Collected data entries:

- - -

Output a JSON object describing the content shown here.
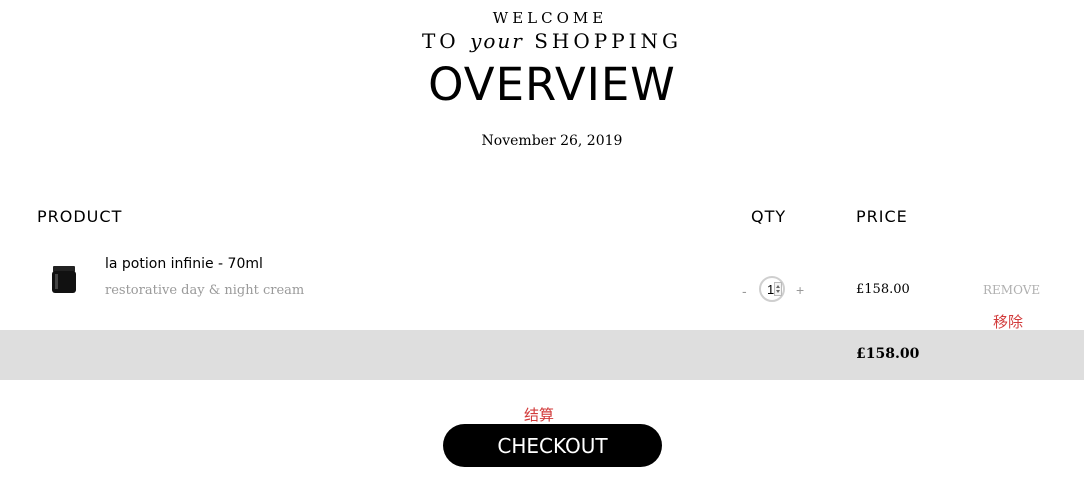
{
  "header": {
    "welcome": "WELCOME",
    "to": "TO",
    "your": "your",
    "shopping": "SHOPPING",
    "title": "OVERVIEW",
    "date": "November 26, 2019"
  },
  "table": {
    "headers": {
      "product": "PRODUCT",
      "qty": "QTY",
      "price": "PRICE"
    },
    "rows": [
      {
        "name": "la potion infinie - 70ml",
        "subtitle": "restorative day & night cream",
        "qty_minus": "-",
        "qty": "1",
        "qty_plus": "+",
        "price": "£158.00",
        "remove": "REMOVE",
        "remove_note": "移除"
      }
    ],
    "total": "£158.00"
  },
  "checkout": {
    "note": "结算",
    "label": "CHECKOUT"
  },
  "colors": {
    "accent": "#000000",
    "annotation": "#d23b3b",
    "total_bar": "#dedede"
  }
}
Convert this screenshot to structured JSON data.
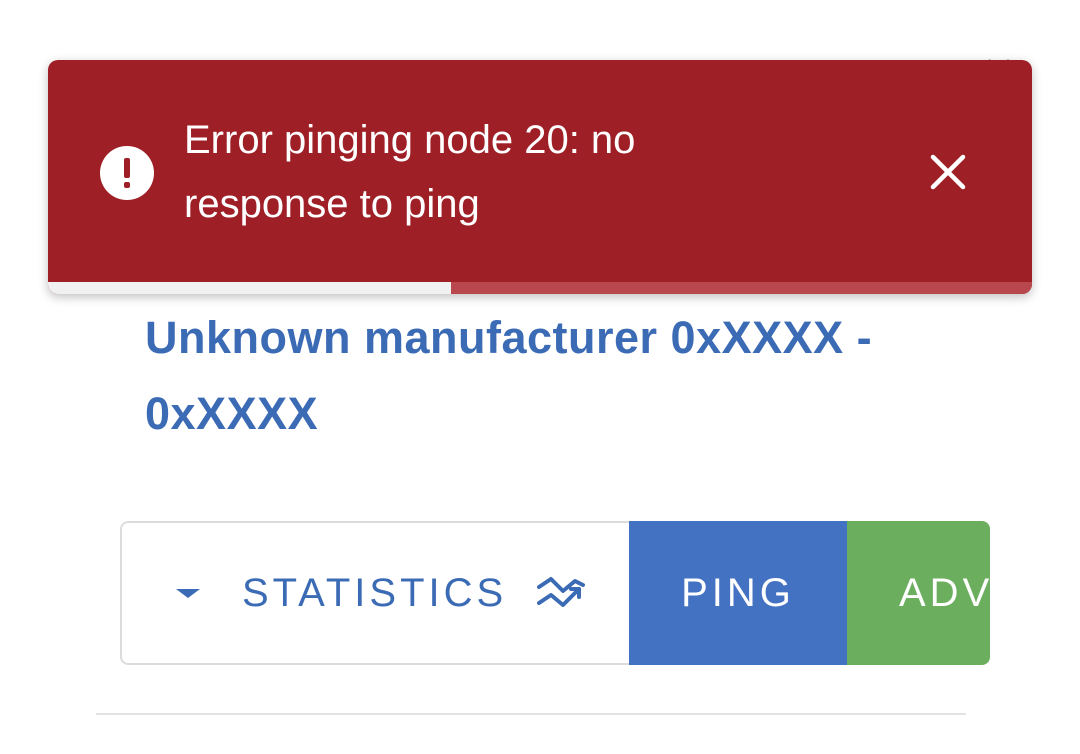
{
  "toast": {
    "message": "Error pinging node 20: no response to ping",
    "icon": "error-circle-icon",
    "close_icon": "close-icon",
    "progress": 0.41,
    "background_color": "#9f1f27"
  },
  "device": {
    "title": "Unknown manufacturer 0xXXXX - 0xXXXX"
  },
  "actions": {
    "statistics_label": "STATISTICS",
    "statistics_icon": "trending-icon",
    "ping_label": "PING",
    "advanced_label": "ADV"
  },
  "colors": {
    "accent": "#3c6bb5",
    "ping": "#4472c2",
    "advanced": "#6bae5e"
  }
}
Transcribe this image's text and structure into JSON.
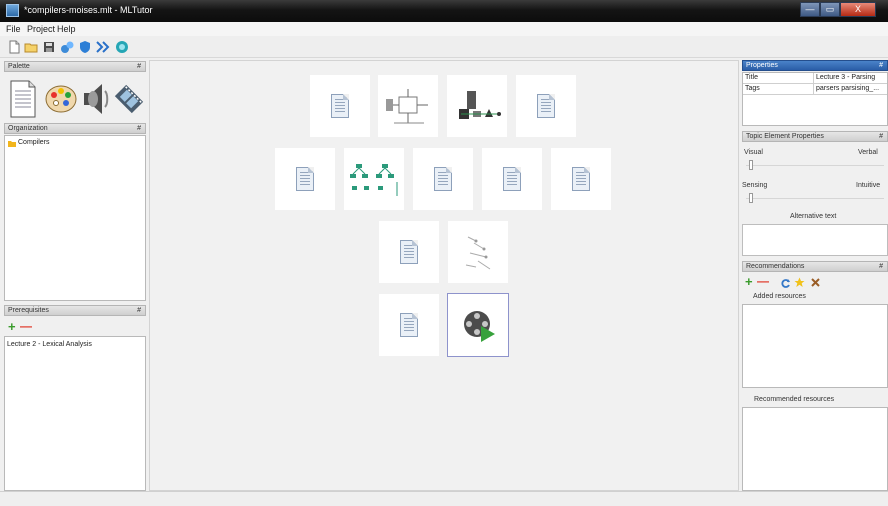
{
  "window": {
    "title": "*compilers-moises.mlt - MLTutor",
    "buttons": [
      "—",
      "▭",
      "X"
    ]
  },
  "menu": [
    "File",
    "Project",
    "Help"
  ],
  "toolbar": {
    "icons": [
      "new-file-icon",
      "open-folder-icon",
      "save-icon",
      "publish-icon",
      "shield-icon",
      "next-icon",
      "go-icon"
    ]
  },
  "palette": {
    "title": "Palette",
    "icons": [
      "document-icon",
      "palette-colors-icon",
      "speaker-icon",
      "film-icon"
    ]
  },
  "organization": {
    "title": "Organization",
    "items": [
      "Compilers"
    ]
  },
  "prerequisites": {
    "title": "Prerequisites",
    "items": [
      "Lecture 2 - Lexical Analysis"
    ]
  },
  "properties": {
    "title": "Properties",
    "rows": [
      {
        "key": "Title",
        "value": "Lecture 3 - Parsing"
      },
      {
        "key": "Tags",
        "value": "parsers parsising_..."
      }
    ]
  },
  "topic_element_properties": {
    "title": "Topic Element Properties",
    "visual": "Visual",
    "verbal": "Verbal",
    "sensing": "Sensing",
    "intuitive": "Intuitive",
    "alt_text_label": "Alternative text"
  },
  "recommendations": {
    "title": "Recommendations",
    "added_label": "Added resources",
    "recommended_label": "Recommended resources"
  },
  "canvas": {
    "rows": [
      [
        "document",
        "diagram",
        "diagram",
        "document"
      ],
      [
        "document",
        "diagram",
        "document",
        "document",
        "document"
      ],
      [
        "document",
        "sketch"
      ],
      [
        "document",
        "film"
      ]
    ]
  },
  "glyphs": {
    "pin": "#",
    "add": "+",
    "remove": "—"
  }
}
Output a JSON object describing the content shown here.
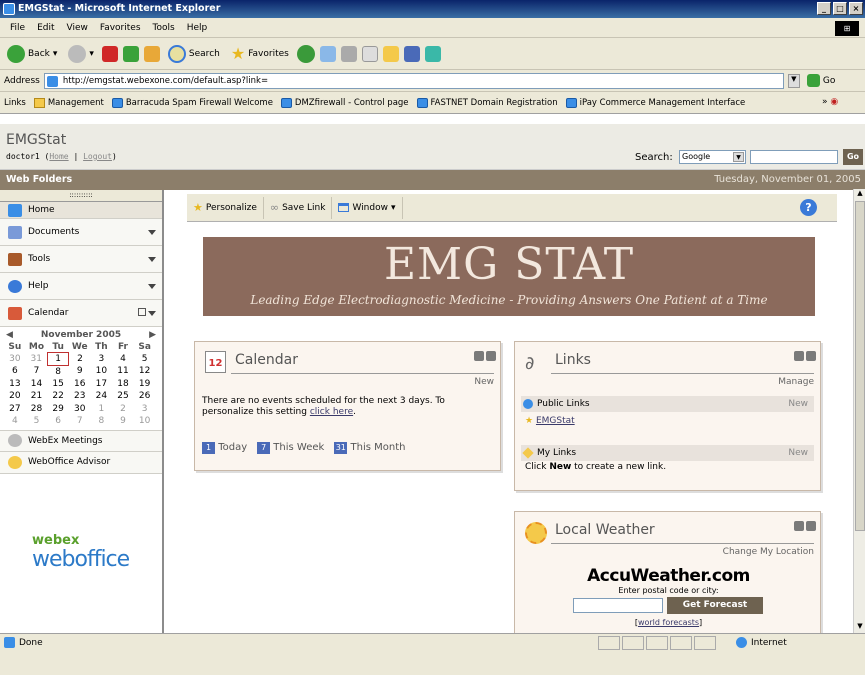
{
  "window": {
    "title": "EMGStat - Microsoft Internet Explorer"
  },
  "menu": [
    "File",
    "Edit",
    "View",
    "Favorites",
    "Tools",
    "Help"
  ],
  "toolbar": {
    "back": "Back",
    "search": "Search",
    "favorites": "Favorites"
  },
  "address": {
    "label": "Address",
    "url": "http://emgstat.webexone.com/default.asp?link=",
    "go": "Go"
  },
  "links_bar": {
    "label": "Links",
    "items": [
      "Management",
      "Barracuda Spam Firewall Welcome",
      "DMZfirewall - Control page",
      "FASTNET Domain Registration",
      "iPay Commerce Management Interface"
    ]
  },
  "site": {
    "title": "EMGStat",
    "user": "doctor1",
    "home_link": "Home",
    "logout_link": "Logout",
    "search_label": "Search:",
    "search_engine": "Google",
    "search_go": "Go",
    "section": "Web Folders",
    "date": "Tuesday, November 01, 2005"
  },
  "sidebar": {
    "grip": "::::::::::",
    "items": [
      "Home",
      "Documents",
      "Tools",
      "Help"
    ],
    "calendar_label": "Calendar",
    "calendar": {
      "month": "November 2005",
      "days": [
        "Su",
        "Mo",
        "Tu",
        "We",
        "Th",
        "Fr",
        "Sa"
      ],
      "weeks": [
        [
          "30",
          "31",
          "1",
          "2",
          "3",
          "4",
          "5"
        ],
        [
          "6",
          "7",
          "8",
          "9",
          "10",
          "11",
          "12"
        ],
        [
          "13",
          "14",
          "15",
          "16",
          "17",
          "18",
          "19"
        ],
        [
          "20",
          "21",
          "22",
          "23",
          "24",
          "25",
          "26"
        ],
        [
          "27",
          "28",
          "29",
          "30",
          "1",
          "2",
          "3"
        ],
        [
          "4",
          "5",
          "6",
          "7",
          "8",
          "9",
          "10"
        ]
      ]
    },
    "extra_items": [
      "WebEx Meetings",
      "WebOffice Advisor"
    ],
    "logo": {
      "top": "webex",
      "bottom": "weboffice"
    }
  },
  "portal_toolbar": {
    "personalize": "Personalize",
    "save_link": "Save Link",
    "window": "Window",
    "help": "?"
  },
  "banner": {
    "title": "EMG STAT",
    "tagline": "Leading Edge Electrodiagnostic Medicine - Providing Answers One Patient at a Time"
  },
  "calendar_panel": {
    "title": "Calendar",
    "icon_day": "12",
    "action": "New",
    "message": "There are no events scheduled for the next 3 days. To personalize this setting",
    "link": "click here",
    "message_end": ".",
    "views": [
      {
        "icon": "1",
        "label": "Today"
      },
      {
        "icon": "7",
        "label": "This Week"
      },
      {
        "icon": "31",
        "label": "This Month"
      }
    ]
  },
  "links_panel": {
    "title": "Links",
    "action": "Manage",
    "public_label": "Public Links",
    "public_new": "New",
    "public_item": "EMGStat",
    "my_label": "My Links",
    "my_new": "New",
    "my_text_pre": "Click ",
    "my_text_bold": "New",
    "my_text_post": " to create a new link."
  },
  "weather_panel": {
    "title": "Local Weather",
    "action": "Change My Location",
    "brand": "AccuWeather.com",
    "prompt": "Enter postal code or city:",
    "button": "Get Forecast",
    "link_pre": "[",
    "link": "world forecasts",
    "link_post": "]"
  },
  "status": {
    "left": "Done",
    "zone": "Internet"
  }
}
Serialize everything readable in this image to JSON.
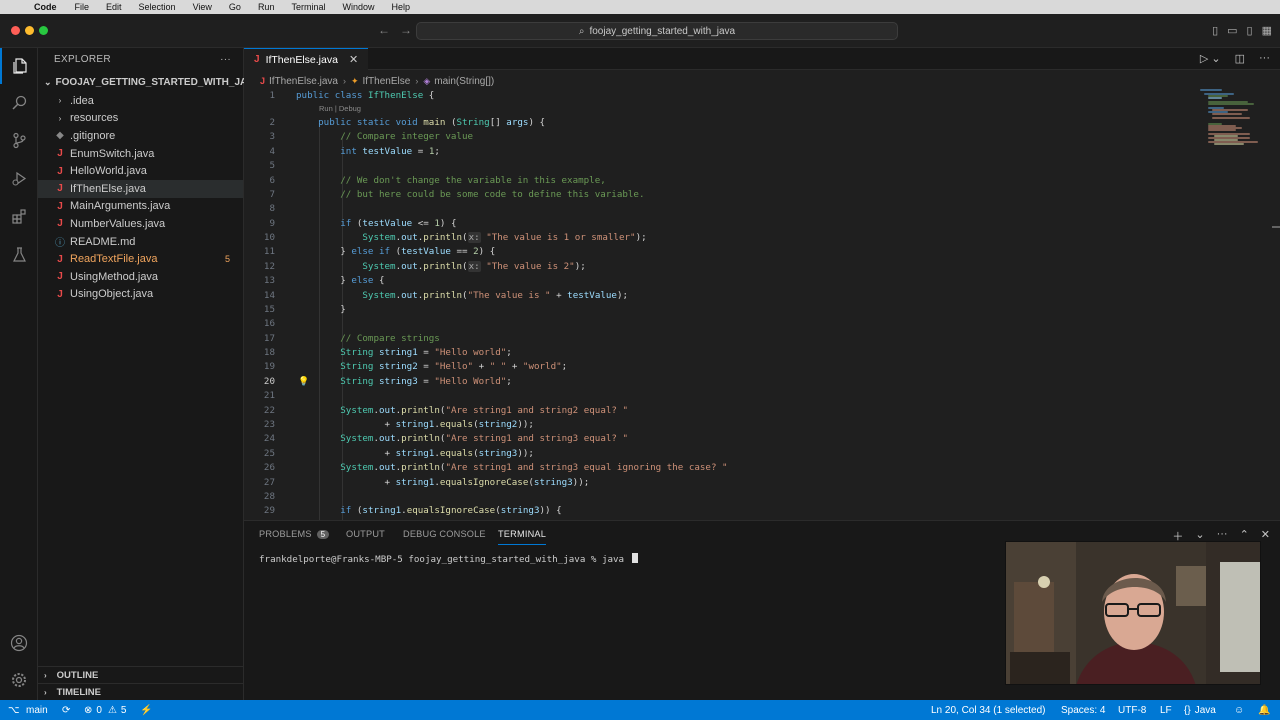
{
  "menubar": {
    "app_name": "Code",
    "items": [
      "File",
      "Edit",
      "Selection",
      "View",
      "Go",
      "Run",
      "Terminal",
      "Window",
      "Help"
    ]
  },
  "titlebar": {
    "search_text": "foojay_getting_started_with_java"
  },
  "sidebar": {
    "title": "EXPLORER",
    "project_name": "FOOJAY_GETTING_STARTED_WITH_JAVA",
    "items": [
      {
        "label": ".idea",
        "kind": "folder"
      },
      {
        "label": "resources",
        "kind": "folder"
      },
      {
        "label": ".gitignore",
        "kind": "git"
      },
      {
        "label": "EnumSwitch.java",
        "kind": "java"
      },
      {
        "label": "HelloWorld.java",
        "kind": "java"
      },
      {
        "label": "IfThenElse.java",
        "kind": "java",
        "selected": true
      },
      {
        "label": "MainArguments.java",
        "kind": "java"
      },
      {
        "label": "NumberValues.java",
        "kind": "java"
      },
      {
        "label": "README.md",
        "kind": "md"
      },
      {
        "label": "ReadTextFile.java",
        "kind": "java",
        "error": true,
        "badge": "5"
      },
      {
        "label": "UsingMethod.java",
        "kind": "java"
      },
      {
        "label": "UsingObject.java",
        "kind": "java"
      }
    ],
    "outline_label": "OUTLINE",
    "timeline_label": "TIMELINE"
  },
  "editor": {
    "tab_label": "IfThenElse.java",
    "breadcrumb": {
      "file": "IfThenElse.java",
      "class": "IfThenElse",
      "method": "main(String[])"
    },
    "codelens": "Run | Debug",
    "current_line": 20
  },
  "panel": {
    "tabs": [
      {
        "label": "PROBLEMS",
        "count": "5"
      },
      {
        "label": "OUTPUT"
      },
      {
        "label": "DEBUG CONSOLE"
      },
      {
        "label": "TERMINAL",
        "active": true
      }
    ],
    "terminal_prompt": "frankdelporte@Franks-MBP-5 foojay_getting_started_with_java % java "
  },
  "statusbar": {
    "branch": "main",
    "errors": "0",
    "warnings": "5",
    "position": "Ln 20, Col 34 (1 selected)",
    "spaces": "Spaces: 4",
    "encoding": "UTF-8",
    "eol": "LF",
    "language": "Java"
  },
  "colors": {
    "accent": "#0078d4",
    "statusbar": "#0078d4",
    "java_icon": "#e84a4a",
    "warning": "#f0a45d"
  }
}
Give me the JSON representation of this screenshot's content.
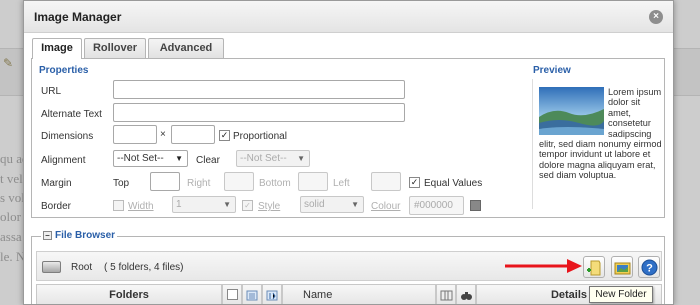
{
  "background": {
    "lines": [
      "qu aq",
      "t veli",
      "s vol",
      "olor s",
      "assa",
      "le. Ni"
    ]
  },
  "dialog": {
    "title": "Image Manager",
    "close_glyph": "×"
  },
  "tabs": [
    {
      "label": "Image",
      "active": true
    },
    {
      "label": "Rollover",
      "active": false
    },
    {
      "label": "Advanced",
      "active": false
    }
  ],
  "properties": {
    "section_title": "Properties",
    "url_label": "URL",
    "url_value": "",
    "alt_label": "Alternate Text",
    "alt_value": "",
    "dimensions_label": "Dimensions",
    "width_value": "",
    "times_glyph": "×",
    "height_value": "",
    "proportional_label": "Proportional",
    "proportional_checked": true,
    "alignment_label": "Alignment",
    "alignment_value": "--Not Set--",
    "clear_label": "Clear",
    "clear_value": "--Not Set--",
    "margin_label": "Margin",
    "margin_top_label": "Top",
    "margin_right_label": "Right",
    "margin_bottom_label": "Bottom",
    "margin_left_label": "Left",
    "equal_values_label": "Equal Values",
    "equal_values_checked": true,
    "border_label": "Border",
    "border_width_label": "Width",
    "border_width_value": "1",
    "border_style_label": "Style",
    "border_style_value": "solid",
    "border_colour_label": "Colour",
    "border_colour_value": "#000000"
  },
  "preview": {
    "title": "Preview",
    "text": "Lorem ipsum dolor sit amet, consetetur sadipscing elitr, sed diam nonumy eirmod tempor invidunt ut labore et dolore magna aliquyam erat, sed diam voluptua."
  },
  "file_browser": {
    "title": "File Browser",
    "root_label": "Root",
    "root_count": "( 5 folders, 4 files)",
    "folders_header": "Folders",
    "name_header": "Name",
    "details_header": "Details",
    "buttons": [
      {
        "name": "new-folder-icon"
      },
      {
        "name": "upload-icon"
      },
      {
        "name": "help-icon"
      }
    ]
  },
  "tooltip": {
    "text": "New Folder"
  },
  "colors": {
    "accent": "#2a5fa8",
    "annotation_arrow": "#e8141b"
  }
}
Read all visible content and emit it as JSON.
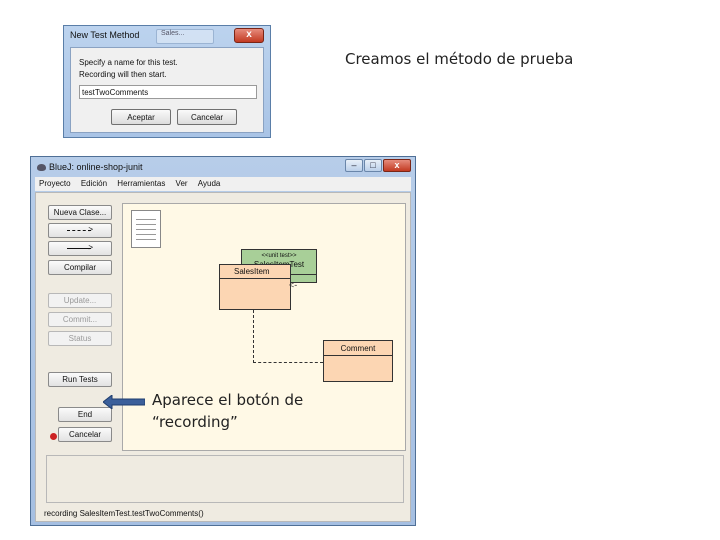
{
  "captions": {
    "top": "Creamos el método de prueba",
    "annotation_line1": "Aparece el botón de",
    "annotation_line2": "“recording”"
  },
  "dialog": {
    "title": "New Test Method",
    "background_tab": "Sales...",
    "close": "x",
    "message_line1": "Specify a name for this test.",
    "message_line2": "Recording will then start.",
    "input_value": "testTwoComments",
    "ok_label": "Aceptar",
    "cancel_label": "Cancelar"
  },
  "window": {
    "title": "BlueJ:  online-shop-junit",
    "minimize": "–",
    "maximize": "□",
    "close": "x",
    "menu": [
      "Proyecto",
      "Edición",
      "Herramientas",
      "Ver",
      "Ayuda"
    ],
    "sidebar": {
      "new_class": "Nueva Clase...",
      "compile": "Compilar",
      "update": "Update...",
      "commit": "Commit...",
      "status": "Status",
      "run_tests": "Run Tests",
      "recording": "recording",
      "end": "End",
      "cancel": "Cancelar"
    },
    "diagram": {
      "test_stereotype": "<<unit test>>",
      "test_class": "SalesItemTest",
      "sales_class": "SalesItem",
      "comment_class": "Comment"
    },
    "status_bar": "recording SalesItemTest.testTwoComments()"
  },
  "colors": {
    "accent_arrow": "#3b5f9a",
    "recording_dot": "#cc2222",
    "test_class_fill": "#a8cf98",
    "class_fill": "#fcd6b3"
  }
}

- - -

# Your goal
Consider the entries above and return each line with the string "JSON".

# Answer to this problem
Output a JSON object describing the content shown here.
Convert this screenshot to structured JSON data.
Transcribe this image's text and structure into JSON.
Output a JSON object describing the content shown here.
Serialize everything readable in this image to JSON.
Give me the JSON representation of this screenshot's content.
Read all visible content and emit it as JSON.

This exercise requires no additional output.